_What is needed_
Locate each line in the records containing "synthétique". Copy it.

------------------------------

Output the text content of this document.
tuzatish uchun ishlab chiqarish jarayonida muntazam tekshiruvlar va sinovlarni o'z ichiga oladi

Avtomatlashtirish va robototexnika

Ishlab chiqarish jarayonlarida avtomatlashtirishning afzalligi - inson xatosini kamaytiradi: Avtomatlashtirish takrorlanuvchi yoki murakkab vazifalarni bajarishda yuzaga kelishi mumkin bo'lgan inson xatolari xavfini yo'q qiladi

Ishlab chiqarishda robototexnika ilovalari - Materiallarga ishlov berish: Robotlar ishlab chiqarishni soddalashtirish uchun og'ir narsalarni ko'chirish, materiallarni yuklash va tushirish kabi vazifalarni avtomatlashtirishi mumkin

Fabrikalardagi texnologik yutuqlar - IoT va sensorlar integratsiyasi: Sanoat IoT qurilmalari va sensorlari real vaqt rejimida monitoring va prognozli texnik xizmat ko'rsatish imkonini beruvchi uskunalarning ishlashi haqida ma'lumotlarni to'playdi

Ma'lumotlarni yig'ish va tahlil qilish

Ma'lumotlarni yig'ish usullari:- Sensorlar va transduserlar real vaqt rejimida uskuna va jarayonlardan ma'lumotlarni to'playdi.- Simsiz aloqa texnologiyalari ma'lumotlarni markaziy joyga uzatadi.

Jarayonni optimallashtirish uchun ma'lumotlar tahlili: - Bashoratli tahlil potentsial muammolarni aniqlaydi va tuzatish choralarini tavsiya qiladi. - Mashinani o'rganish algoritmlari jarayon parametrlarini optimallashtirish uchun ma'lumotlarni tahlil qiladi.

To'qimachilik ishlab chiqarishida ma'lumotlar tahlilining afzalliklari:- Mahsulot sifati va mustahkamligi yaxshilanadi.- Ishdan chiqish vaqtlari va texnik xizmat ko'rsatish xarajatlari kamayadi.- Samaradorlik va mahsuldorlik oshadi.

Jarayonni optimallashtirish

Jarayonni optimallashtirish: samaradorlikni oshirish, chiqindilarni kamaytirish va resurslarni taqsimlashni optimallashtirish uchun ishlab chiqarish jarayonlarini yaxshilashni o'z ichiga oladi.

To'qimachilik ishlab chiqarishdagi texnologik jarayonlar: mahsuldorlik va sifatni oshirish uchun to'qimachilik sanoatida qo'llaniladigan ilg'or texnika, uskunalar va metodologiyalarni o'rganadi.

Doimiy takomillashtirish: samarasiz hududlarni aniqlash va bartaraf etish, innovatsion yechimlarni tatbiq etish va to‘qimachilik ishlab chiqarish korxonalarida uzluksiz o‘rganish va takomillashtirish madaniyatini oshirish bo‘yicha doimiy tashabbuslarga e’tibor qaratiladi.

------------------------------

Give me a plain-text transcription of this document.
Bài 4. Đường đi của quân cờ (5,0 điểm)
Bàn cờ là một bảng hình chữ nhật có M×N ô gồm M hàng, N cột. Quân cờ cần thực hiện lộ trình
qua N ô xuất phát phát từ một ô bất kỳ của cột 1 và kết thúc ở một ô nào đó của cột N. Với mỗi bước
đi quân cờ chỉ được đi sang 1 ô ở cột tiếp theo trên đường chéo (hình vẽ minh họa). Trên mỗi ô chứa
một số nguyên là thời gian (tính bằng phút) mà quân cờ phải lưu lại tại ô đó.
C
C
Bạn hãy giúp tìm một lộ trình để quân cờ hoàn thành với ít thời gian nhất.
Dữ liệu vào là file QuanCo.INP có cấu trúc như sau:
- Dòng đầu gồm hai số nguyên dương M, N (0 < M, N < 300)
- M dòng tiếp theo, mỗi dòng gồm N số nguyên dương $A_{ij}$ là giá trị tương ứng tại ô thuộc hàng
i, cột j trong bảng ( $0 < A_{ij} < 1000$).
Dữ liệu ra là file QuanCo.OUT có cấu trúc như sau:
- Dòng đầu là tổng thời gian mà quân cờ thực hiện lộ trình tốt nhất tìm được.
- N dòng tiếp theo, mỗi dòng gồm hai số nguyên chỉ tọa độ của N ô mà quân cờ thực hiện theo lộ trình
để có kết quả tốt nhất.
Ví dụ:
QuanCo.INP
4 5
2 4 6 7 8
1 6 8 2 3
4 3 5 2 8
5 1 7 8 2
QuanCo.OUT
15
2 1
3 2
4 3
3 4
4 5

------------------------------

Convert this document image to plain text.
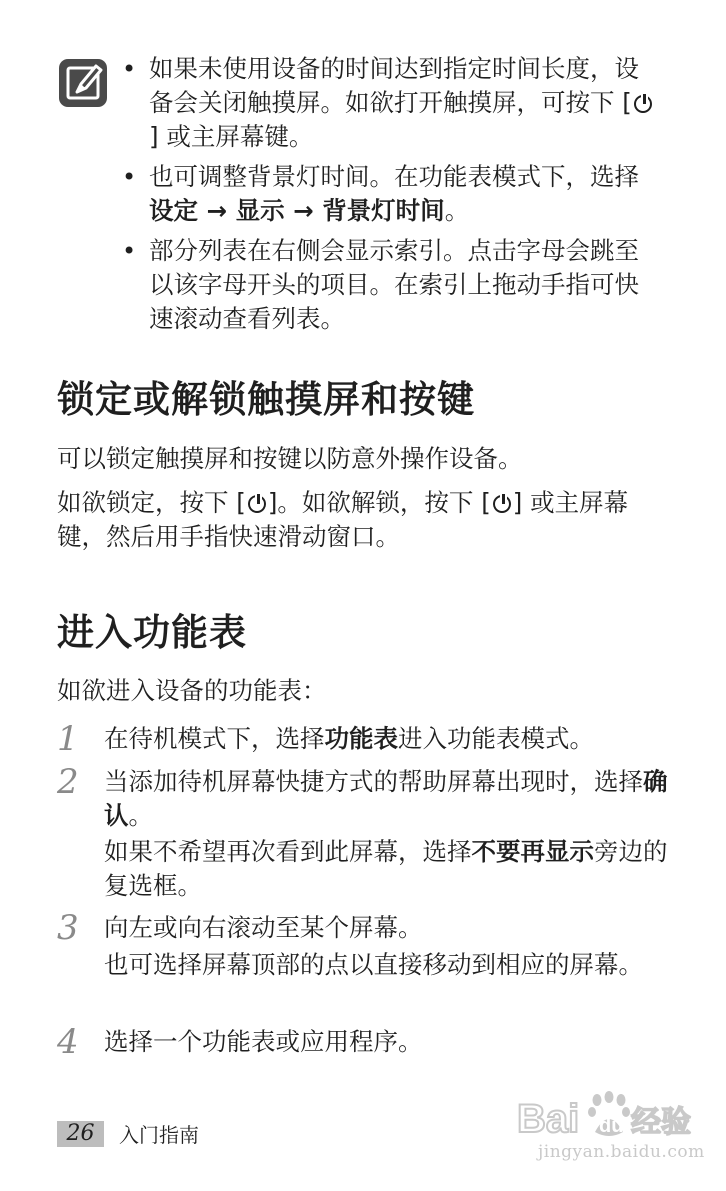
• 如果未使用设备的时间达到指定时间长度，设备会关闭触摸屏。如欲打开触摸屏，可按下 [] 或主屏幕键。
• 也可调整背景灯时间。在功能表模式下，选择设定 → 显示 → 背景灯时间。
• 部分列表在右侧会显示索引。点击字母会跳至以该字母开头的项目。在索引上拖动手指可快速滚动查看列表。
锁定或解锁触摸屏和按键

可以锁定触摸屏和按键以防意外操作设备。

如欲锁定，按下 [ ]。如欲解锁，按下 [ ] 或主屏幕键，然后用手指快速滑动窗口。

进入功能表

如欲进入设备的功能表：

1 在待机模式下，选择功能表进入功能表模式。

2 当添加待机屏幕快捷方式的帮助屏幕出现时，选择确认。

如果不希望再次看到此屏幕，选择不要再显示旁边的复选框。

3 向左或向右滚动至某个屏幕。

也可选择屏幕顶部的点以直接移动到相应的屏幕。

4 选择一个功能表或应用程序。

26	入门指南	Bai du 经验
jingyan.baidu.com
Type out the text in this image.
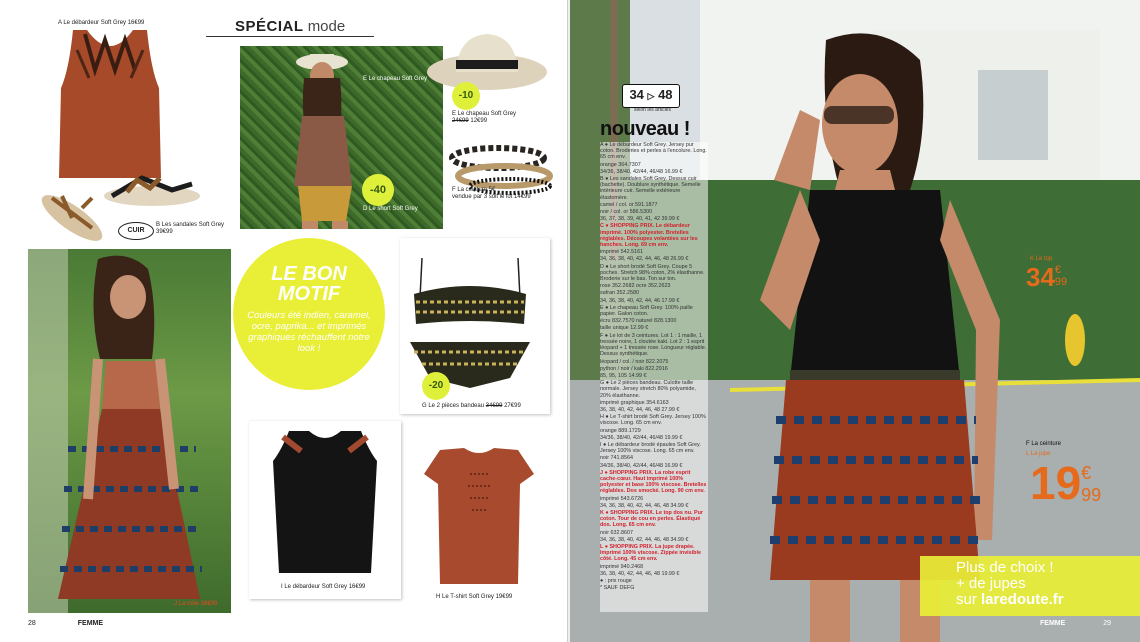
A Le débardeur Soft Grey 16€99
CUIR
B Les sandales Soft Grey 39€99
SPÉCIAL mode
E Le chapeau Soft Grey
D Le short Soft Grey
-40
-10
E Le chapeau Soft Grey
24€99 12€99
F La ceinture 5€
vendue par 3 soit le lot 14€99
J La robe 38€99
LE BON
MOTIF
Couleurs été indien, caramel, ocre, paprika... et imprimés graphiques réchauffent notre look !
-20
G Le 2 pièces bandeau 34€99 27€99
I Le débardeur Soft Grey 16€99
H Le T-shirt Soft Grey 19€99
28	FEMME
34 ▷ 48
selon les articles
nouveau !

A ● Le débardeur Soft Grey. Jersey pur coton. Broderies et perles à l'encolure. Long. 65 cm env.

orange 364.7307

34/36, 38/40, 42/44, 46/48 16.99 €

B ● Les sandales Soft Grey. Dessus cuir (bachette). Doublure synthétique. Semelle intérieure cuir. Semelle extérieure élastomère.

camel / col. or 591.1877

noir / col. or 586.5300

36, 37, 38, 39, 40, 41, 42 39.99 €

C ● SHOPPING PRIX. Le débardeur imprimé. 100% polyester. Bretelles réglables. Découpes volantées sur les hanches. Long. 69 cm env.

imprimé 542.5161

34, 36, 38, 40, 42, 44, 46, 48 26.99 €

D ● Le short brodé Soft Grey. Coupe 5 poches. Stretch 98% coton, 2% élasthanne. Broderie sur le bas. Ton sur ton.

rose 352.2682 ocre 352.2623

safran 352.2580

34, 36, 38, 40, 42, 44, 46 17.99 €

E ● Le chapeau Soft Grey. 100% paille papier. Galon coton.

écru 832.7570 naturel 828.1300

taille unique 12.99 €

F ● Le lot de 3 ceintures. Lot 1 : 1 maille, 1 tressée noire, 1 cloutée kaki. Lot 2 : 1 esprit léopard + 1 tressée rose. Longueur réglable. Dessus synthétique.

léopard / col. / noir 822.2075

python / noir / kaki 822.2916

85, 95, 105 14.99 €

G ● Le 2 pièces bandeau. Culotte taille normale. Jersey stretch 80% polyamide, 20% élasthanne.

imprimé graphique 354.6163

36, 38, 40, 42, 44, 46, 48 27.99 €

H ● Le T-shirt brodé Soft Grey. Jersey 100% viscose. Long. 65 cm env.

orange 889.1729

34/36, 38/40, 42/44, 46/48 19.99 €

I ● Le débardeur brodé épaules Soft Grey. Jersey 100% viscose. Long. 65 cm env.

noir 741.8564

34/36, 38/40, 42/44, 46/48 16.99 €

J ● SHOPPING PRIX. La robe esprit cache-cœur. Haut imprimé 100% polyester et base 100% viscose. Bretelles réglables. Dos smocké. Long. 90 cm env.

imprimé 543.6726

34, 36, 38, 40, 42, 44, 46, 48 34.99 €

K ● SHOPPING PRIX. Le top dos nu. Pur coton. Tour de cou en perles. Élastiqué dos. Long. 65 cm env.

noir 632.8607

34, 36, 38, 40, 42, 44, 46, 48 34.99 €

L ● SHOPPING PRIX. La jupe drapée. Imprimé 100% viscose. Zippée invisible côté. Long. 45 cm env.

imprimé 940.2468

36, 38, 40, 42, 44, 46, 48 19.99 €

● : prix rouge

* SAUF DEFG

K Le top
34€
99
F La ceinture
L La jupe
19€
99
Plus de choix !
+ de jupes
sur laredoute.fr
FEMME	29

------------------------------

_Answer to this task_
B ● Les sandales Soft Grey. Dessus cuir (bachette). Doublure synthétique. Semelle intérieure cuir. Semelle extérieure élastomère.
F ● Le lot de 3 ceintures. Lot 1 : 1 maille, 1 tressée noire, 1 cloutée kaki. Lot 2 : 1 esprit léopard + 1 tressée rose. Longueur réglable. Dessus synthétique.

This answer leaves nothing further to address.